Antes que a memória se apague
Os pontos nos is.
As datas em si pouco valem. O importante são os factos em si, aquilo que comemoramos e o peso histórico que as datas traduzem na vida de uma pessoa, de um povo, ou de uma nação.
Vem isto a propósito da controversia sobre o 25 de Novembro de 1975, efeméride que a estultícia de muitos teima em considerar irrelevante, ou a associa-la politicamente á direita, como ouvi há tempos dizer ao lider parlamentar do PS, Brilhante Dias.
Brilhante, neste caso, na asneira, porque nem o facto de á data ainda não ter nascido ou andar de fraldas, serve de desculpa.
A questão é simples. O 25 de Abril de 74 acabou com uma ditadura fascista, que nos amordaçou ao longo de quarenta anos e restituiu ao povo a LIBERDADE. O 25 de Novembro de 75,travou a deriva que nos arrastava para uma ditadura comunista e colocou Portugal no trilho da DEMOCRACIA.
Sem o golpe militar de 25 de Novembro, a democracia teria sido “ sovietizada “, Portugal tinha sido arrastado para uma guerra civil correndo o risco de se transformar, no ocidente europeu, num satélite da Rússia e numa versão de Cuba !
Nestes últimos dias, ao dedilhar pelas redes sociais, surpreendeu-me a iliteracia de muita gente sobre o 25 de Novembro e a estupidez de algumas publicações. Obviamente que a data é maldita para os Comunistas e para os Extremistas de esquerda, derrotados nesse dia.
Vamos aos factos e pôr os pontos nos IS.
A revolução de 25 de Abril, promovida por um grupo de capitães, teve como primordial objetivo acabar com a guerra colonial, onde combatiam cem mil homens.
Naturalmente que a queda da ditadura fascista abriu as portas a uma democracia que, na sua declaração de principios, o MFA – Movimento das Forças Armadas definiu como uma via para o socialismo.
Quase na sua totalidade o povo português não tinha formação política, incluindo os próprios quadros das forças armadas, num País de partido único, a União Nacional.
O PS tinha sido fundado em Berlim um ano antes, em 1973.A ala mais liberal na Assembleia da República, onde pontificavam Francisco Sá Carneiro e Pinto Balsemão, fundaram o PPD, Diogo Freitas do Amaral e Amaro da Costa criaram o CDS.
Num ápice, ao abrigo da palavra socialismo, surgem dezenas de partidos revolucionários de cariz marxista e leninista. O PCP, que atuava há décadas na clandestinada, com células em vários segmentos da nossa sociedade, sobretudo nos meios operários, rápidamente assumiu o controlo da situação.
O País pintou-se de vermelho, com manifestações de rua quase diárias, a designada luta de classes entrou nas discussões do quotidiano e os portugueses estavam divididos entre Revolucionários ou Reacionários.
Portugal estava em pleno PREC- Processo Revolucionário em Curso.

========

EXERCÍCIO 1
Transcreva sem alterações as linhas da listagem abaixo, desde a que contém "808, 1083, 871]" até à que contém "page-number: – 3 –: [972, 1608, 1061, 1639]", incluindo ambas.

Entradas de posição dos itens
========

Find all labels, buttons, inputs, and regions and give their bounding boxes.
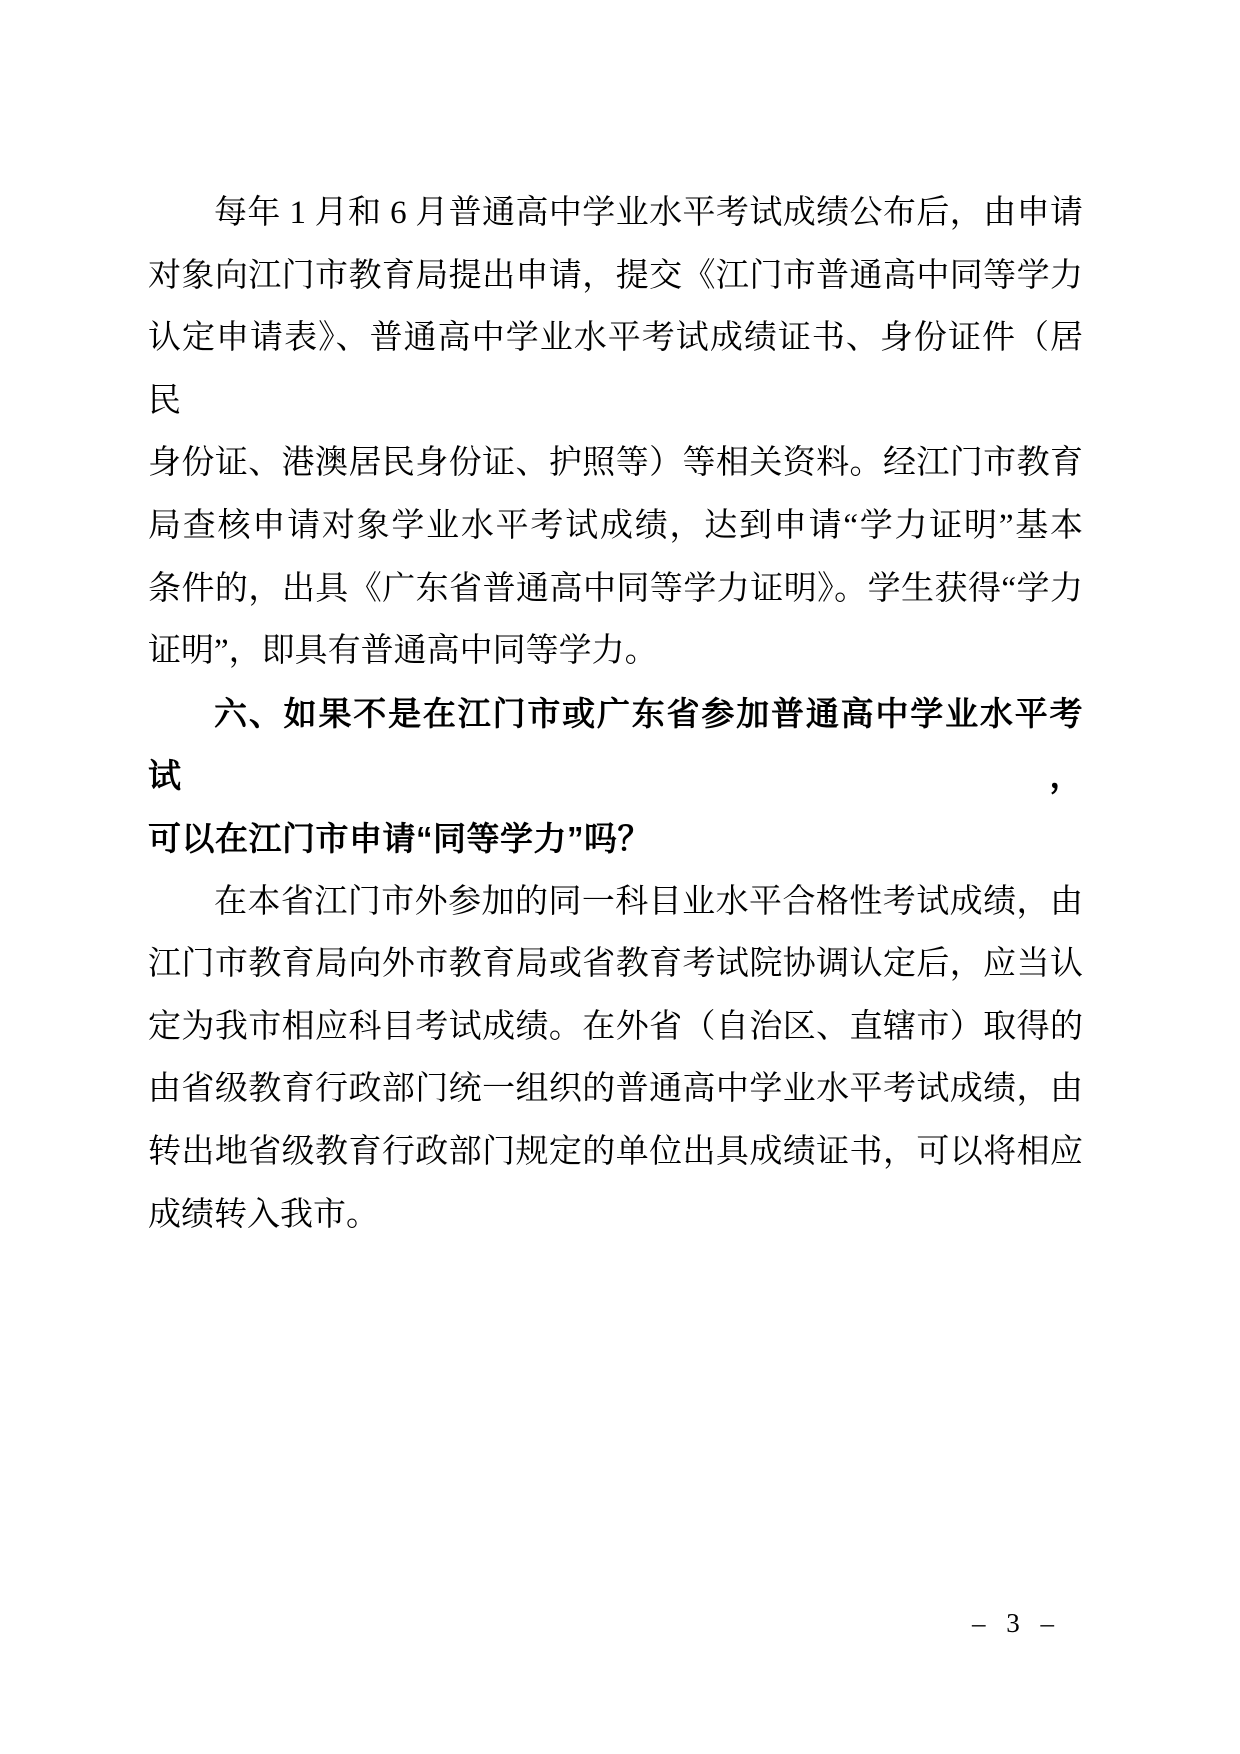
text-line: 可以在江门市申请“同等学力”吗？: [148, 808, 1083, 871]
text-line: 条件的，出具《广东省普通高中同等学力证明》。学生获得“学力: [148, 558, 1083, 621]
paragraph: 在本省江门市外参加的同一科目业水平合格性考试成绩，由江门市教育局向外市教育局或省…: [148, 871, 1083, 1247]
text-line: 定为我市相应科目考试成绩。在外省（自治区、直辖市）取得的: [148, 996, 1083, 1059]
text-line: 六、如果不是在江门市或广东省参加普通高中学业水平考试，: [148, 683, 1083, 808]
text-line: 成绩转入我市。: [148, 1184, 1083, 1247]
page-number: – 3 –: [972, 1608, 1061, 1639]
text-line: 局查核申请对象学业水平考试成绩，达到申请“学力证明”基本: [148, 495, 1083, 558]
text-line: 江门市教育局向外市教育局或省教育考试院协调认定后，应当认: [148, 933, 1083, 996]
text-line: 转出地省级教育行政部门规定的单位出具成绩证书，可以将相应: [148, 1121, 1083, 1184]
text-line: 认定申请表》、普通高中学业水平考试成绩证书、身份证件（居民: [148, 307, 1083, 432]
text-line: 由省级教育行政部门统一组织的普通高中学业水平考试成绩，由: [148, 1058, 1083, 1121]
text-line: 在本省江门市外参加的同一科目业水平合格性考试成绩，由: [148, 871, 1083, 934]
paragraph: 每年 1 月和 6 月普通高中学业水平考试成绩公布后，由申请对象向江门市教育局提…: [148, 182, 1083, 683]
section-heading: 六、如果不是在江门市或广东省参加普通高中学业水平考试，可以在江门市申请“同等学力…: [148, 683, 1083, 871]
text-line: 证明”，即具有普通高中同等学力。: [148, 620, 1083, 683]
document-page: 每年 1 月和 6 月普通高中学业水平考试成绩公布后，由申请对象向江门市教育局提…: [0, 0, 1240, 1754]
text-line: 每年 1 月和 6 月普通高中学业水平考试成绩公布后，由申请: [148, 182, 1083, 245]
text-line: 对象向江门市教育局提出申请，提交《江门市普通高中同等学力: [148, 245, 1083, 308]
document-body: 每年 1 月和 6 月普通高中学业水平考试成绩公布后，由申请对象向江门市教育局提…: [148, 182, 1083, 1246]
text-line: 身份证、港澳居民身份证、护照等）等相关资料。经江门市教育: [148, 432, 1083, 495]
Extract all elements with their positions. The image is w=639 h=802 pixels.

========

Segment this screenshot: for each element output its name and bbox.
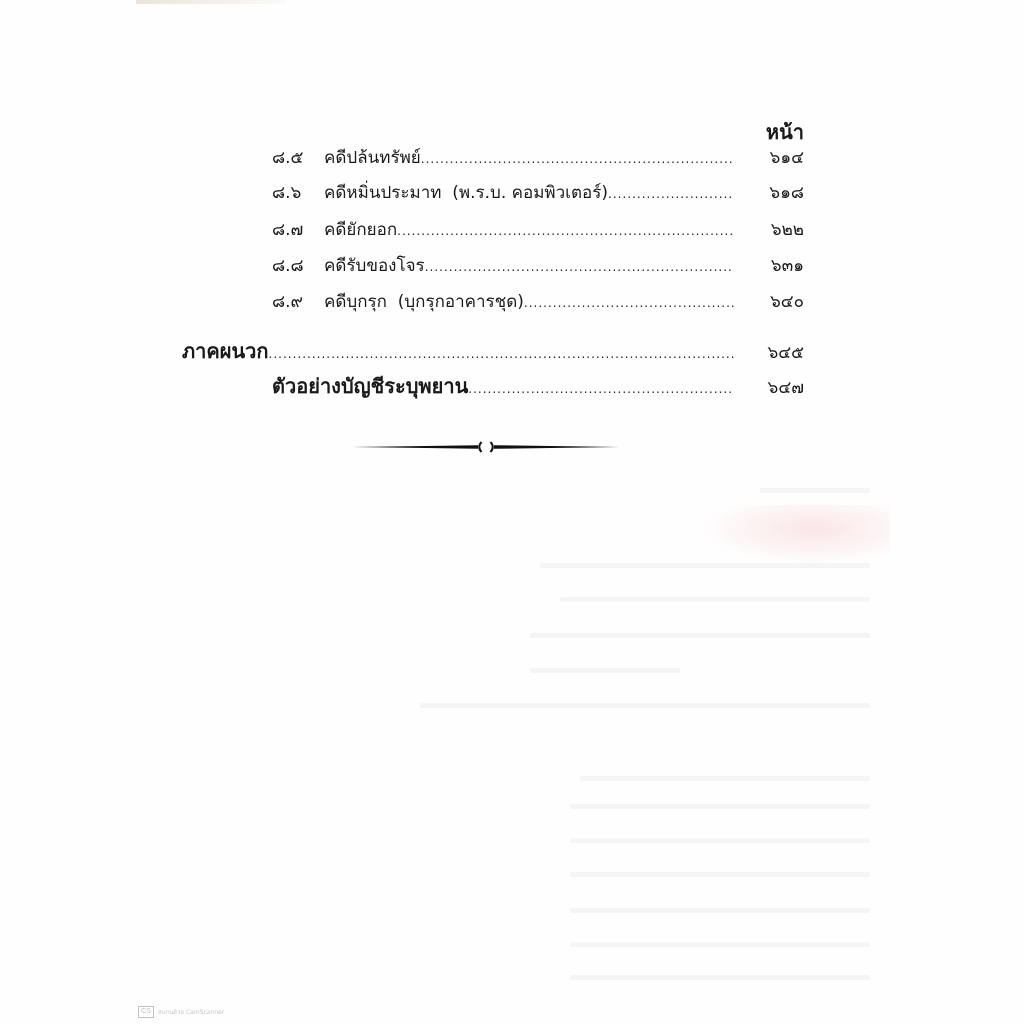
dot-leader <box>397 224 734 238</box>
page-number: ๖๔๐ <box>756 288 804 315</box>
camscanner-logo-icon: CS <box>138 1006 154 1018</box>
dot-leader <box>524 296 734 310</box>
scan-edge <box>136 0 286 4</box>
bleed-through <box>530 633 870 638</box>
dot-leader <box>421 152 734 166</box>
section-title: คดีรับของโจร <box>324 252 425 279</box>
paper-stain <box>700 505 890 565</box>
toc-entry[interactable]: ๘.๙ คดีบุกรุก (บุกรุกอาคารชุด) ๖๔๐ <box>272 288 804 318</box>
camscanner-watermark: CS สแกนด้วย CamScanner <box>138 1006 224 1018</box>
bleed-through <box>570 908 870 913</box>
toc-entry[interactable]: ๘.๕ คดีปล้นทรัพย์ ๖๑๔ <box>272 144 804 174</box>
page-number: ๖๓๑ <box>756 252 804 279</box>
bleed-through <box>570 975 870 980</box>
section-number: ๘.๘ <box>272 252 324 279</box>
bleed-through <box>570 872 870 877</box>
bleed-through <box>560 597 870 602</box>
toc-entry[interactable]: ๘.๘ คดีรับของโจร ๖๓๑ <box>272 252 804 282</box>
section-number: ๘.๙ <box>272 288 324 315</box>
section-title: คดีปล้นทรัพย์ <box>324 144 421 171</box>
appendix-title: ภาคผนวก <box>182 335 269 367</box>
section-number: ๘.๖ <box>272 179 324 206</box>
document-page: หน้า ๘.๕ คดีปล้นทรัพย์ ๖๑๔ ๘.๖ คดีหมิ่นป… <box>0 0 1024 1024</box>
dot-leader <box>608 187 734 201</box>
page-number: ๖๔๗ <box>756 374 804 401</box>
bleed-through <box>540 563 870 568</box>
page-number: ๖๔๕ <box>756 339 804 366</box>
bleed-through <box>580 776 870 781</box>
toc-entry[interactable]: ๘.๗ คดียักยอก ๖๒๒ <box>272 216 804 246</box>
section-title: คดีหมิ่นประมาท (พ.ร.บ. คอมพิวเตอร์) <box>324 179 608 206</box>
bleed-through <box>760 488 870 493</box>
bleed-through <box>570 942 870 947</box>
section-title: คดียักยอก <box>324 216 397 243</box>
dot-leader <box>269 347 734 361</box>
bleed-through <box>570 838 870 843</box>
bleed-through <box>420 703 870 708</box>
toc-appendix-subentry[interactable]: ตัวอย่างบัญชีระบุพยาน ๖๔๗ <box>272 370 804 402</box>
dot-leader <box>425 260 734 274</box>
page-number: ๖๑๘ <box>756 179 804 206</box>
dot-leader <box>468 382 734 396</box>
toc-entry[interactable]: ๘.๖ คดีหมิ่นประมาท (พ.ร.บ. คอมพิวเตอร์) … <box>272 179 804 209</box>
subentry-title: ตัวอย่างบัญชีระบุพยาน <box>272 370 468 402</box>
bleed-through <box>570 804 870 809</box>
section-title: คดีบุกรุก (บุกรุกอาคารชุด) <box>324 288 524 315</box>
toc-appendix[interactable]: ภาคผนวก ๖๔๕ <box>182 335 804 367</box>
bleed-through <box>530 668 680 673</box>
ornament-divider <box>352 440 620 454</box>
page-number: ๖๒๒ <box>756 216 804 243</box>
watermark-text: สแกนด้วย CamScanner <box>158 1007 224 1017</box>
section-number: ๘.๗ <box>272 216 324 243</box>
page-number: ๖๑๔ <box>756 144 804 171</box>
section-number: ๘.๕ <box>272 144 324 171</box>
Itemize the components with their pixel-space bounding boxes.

========

EXERCÍCIO 2
De acordo com o texto sobre o 25 de Novembro, qual foi o objetivo primordial da revolução de 25 de Abril?

RESPOSTA ESCRITA 1
text-line: 可以在江门市申请“同等学力”吗？: [148, 808, 1083, 871]
text-line: 条件的，出具《广东省普通高中同等学力证明》。学生获得“学力: [148, 558, 1083, 621]
paragraph: 在本省江门市外参加的同一科目业水平合格性考试成绩，由江门市教育局向外市教育局或省…: [148, 871, 1083, 1247]
text-line: 定为我市相应科目考试成绩。在外省（自治区、直辖市）取得的: [148, 996, 1083, 1059]
text-line: 六、如果不是在江门市或广东省参加普通高中学业水平考试，: [148, 683, 1083, 808]
text-line: 成绩转入我市。: [148, 1184, 1083, 1247]
page-number: – 3 –: [972, 1608, 1061, 1639]

RESPOSTA ESCRITA 2
Acabar com a guerra colonial, onde combatiam cem mil homens.